Directions>
Rewrite the entries from the first line through the line containing "- estimated-earnings-cell: $96", swapping "weekday-cell" for "day-name-cell" wherever it appears and leaving everything else as it is.

Element box records
-=-=-

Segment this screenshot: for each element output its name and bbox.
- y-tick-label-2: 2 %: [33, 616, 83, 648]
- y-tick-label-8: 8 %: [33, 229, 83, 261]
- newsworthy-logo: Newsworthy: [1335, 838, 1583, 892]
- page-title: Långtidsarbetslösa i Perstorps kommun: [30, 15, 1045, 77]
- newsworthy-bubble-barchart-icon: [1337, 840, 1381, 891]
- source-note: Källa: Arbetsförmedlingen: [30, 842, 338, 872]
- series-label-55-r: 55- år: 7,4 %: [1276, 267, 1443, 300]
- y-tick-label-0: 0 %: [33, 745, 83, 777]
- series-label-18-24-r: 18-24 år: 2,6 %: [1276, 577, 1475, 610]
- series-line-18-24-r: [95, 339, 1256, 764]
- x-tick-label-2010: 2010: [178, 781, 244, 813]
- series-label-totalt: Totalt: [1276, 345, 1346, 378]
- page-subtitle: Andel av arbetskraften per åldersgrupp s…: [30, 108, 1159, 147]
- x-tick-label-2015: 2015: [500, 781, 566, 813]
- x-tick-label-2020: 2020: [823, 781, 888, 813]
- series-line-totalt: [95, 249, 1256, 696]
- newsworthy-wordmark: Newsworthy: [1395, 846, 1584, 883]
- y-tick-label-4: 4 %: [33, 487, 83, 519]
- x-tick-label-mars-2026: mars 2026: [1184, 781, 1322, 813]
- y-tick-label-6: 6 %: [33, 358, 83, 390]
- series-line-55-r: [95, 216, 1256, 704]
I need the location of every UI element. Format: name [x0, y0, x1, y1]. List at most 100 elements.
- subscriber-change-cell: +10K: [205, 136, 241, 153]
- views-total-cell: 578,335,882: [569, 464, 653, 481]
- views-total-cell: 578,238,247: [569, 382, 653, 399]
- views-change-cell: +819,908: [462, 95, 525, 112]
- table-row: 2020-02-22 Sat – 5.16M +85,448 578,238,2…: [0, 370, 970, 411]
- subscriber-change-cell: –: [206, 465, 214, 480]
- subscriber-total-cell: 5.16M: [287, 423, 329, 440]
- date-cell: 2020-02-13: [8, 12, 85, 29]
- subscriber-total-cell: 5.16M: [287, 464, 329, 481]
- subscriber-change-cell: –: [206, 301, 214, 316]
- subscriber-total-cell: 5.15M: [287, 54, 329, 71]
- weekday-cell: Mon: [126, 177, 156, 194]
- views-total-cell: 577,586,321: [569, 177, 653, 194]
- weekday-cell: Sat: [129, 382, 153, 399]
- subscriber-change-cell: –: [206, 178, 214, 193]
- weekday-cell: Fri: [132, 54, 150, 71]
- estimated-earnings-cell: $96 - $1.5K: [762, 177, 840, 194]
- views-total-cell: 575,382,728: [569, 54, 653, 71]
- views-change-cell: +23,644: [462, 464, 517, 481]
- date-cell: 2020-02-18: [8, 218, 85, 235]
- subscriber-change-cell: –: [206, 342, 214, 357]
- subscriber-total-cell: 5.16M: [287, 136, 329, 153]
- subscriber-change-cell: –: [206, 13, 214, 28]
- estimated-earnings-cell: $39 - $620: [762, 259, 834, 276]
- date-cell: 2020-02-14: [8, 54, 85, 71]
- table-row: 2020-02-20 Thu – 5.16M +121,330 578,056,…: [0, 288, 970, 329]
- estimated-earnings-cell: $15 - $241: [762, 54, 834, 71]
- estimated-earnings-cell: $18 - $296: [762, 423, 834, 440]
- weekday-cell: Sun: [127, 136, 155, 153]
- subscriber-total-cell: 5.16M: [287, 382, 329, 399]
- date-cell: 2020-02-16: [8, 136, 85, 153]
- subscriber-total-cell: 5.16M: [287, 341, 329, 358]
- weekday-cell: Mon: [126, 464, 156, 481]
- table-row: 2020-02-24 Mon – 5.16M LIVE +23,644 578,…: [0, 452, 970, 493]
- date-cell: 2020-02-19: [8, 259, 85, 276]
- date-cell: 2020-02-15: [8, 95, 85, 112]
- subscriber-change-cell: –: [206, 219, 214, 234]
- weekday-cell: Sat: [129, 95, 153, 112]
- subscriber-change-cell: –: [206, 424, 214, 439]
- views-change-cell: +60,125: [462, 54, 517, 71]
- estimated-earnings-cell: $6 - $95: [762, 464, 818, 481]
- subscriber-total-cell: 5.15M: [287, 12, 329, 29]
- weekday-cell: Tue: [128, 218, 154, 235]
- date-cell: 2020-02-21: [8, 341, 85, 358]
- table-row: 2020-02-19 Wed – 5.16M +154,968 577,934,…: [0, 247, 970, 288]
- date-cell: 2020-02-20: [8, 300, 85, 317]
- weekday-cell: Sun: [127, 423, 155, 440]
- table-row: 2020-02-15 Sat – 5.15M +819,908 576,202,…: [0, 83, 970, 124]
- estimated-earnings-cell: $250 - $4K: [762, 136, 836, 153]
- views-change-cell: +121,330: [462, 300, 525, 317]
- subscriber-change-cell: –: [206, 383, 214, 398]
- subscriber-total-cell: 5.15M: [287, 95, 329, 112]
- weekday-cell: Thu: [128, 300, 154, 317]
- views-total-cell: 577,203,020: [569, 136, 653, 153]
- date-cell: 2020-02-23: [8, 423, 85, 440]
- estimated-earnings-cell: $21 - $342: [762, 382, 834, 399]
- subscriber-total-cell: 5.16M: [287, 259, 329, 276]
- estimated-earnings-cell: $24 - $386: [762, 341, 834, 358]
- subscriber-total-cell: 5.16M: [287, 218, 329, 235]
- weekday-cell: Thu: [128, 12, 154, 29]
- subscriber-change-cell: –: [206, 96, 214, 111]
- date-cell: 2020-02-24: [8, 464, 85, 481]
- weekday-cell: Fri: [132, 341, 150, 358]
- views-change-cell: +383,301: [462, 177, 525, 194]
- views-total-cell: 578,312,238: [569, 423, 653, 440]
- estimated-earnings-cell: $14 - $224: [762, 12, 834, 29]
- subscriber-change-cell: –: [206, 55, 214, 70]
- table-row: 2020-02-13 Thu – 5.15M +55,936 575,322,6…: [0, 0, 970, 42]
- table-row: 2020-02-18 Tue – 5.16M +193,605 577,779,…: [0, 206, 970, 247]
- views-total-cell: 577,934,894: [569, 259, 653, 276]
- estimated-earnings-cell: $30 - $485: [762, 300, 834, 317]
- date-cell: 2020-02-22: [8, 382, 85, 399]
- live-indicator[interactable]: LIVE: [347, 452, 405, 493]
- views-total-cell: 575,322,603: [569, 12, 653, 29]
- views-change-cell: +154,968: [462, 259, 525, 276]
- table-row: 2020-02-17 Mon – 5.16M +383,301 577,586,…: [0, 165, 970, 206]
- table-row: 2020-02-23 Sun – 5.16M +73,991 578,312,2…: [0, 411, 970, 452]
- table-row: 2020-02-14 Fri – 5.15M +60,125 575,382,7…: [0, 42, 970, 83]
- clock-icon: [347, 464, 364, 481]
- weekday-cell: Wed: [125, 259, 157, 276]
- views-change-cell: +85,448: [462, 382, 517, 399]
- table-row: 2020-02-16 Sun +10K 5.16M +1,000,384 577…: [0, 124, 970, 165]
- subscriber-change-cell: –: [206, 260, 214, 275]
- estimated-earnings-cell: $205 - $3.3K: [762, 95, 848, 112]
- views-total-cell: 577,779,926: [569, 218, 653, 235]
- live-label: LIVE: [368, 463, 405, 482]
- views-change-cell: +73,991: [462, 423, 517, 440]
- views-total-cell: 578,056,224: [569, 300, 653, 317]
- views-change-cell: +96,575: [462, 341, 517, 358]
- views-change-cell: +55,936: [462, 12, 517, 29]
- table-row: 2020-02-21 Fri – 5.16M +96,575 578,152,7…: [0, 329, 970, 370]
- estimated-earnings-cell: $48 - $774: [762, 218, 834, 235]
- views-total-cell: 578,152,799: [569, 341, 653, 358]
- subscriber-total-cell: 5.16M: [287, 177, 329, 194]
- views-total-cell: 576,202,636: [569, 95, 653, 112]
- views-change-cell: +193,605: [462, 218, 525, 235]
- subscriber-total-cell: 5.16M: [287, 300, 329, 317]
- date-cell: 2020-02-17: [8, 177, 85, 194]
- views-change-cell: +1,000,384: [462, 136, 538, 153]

-=-=-

Exercise output>
Segment this screenshot: for each element output its name and bbox.
- y-tick-label-2: 2 %: [33, 616, 83, 648]
- y-tick-label-8: 8 %: [33, 229, 83, 261]
- newsworthy-logo: Newsworthy: [1335, 838, 1583, 892]
- page-title: Långtidsarbetslösa i Perstorps kommun: [30, 15, 1045, 77]
- newsworthy-bubble-barchart-icon: [1337, 840, 1381, 891]
- source-note: Källa: Arbetsförmedlingen: [30, 842, 338, 872]
- series-label-55-r: 55- år: 7,4 %: [1276, 267, 1443, 300]
- y-tick-label-0: 0 %: [33, 745, 83, 777]
- series-label-18-24-r: 18-24 år: 2,6 %: [1276, 577, 1475, 610]
- series-line-18-24-r: [95, 339, 1256, 764]
- x-tick-label-2010: 2010: [178, 781, 244, 813]
- series-label-totalt: Totalt: [1276, 345, 1346, 378]
- page-subtitle: Andel av arbetskraften per åldersgrupp s…: [30, 108, 1159, 147]
- x-tick-label-2015: 2015: [500, 781, 566, 813]
- x-tick-label-2020: 2020: [823, 781, 888, 813]
- series-line-totalt: [95, 249, 1256, 696]
- newsworthy-wordmark: Newsworthy: [1395, 846, 1584, 883]
- y-tick-label-4: 4 %: [33, 487, 83, 519]
- x-tick-label-mars-2026: mars 2026: [1184, 781, 1322, 813]
- y-tick-label-6: 6 %: [33, 358, 83, 390]
- series-line-55-r: [95, 216, 1256, 704]
I need the location of every UI element. Format: name [x0, y0, x1, y1]. List at most 100 elements.
- subscriber-change-cell: +10K: [205, 136, 241, 153]
- views-total-cell: 578,335,882: [569, 464, 653, 481]
- views-total-cell: 578,238,247: [569, 382, 653, 399]
- views-change-cell: +819,908: [462, 95, 525, 112]
- table-row: 2020-02-22 Sat – 5.16M +85,448 578,238,2…: [0, 370, 970, 411]
- subscriber-change-cell: –: [206, 465, 214, 480]
- subscriber-total-cell: 5.16M: [287, 423, 329, 440]
- date-cell: 2020-02-13: [8, 12, 85, 29]
- subscriber-total-cell: 5.16M: [287, 464, 329, 481]
- subscriber-change-cell: –: [206, 301, 214, 316]
- subscriber-total-cell: 5.15M: [287, 54, 329, 71]
- day-name-cell: Mon: [126, 177, 156, 194]
- views-total-cell: 577,586,321: [569, 177, 653, 194]
- day-name-cell: Sat: [129, 382, 153, 399]
- subscriber-change-cell: –: [206, 178, 214, 193]
- day-name-cell: Fri: [132, 54, 150, 71]
- estimated-earnings-cell: $96 - $1.5K: [762, 177, 840, 194]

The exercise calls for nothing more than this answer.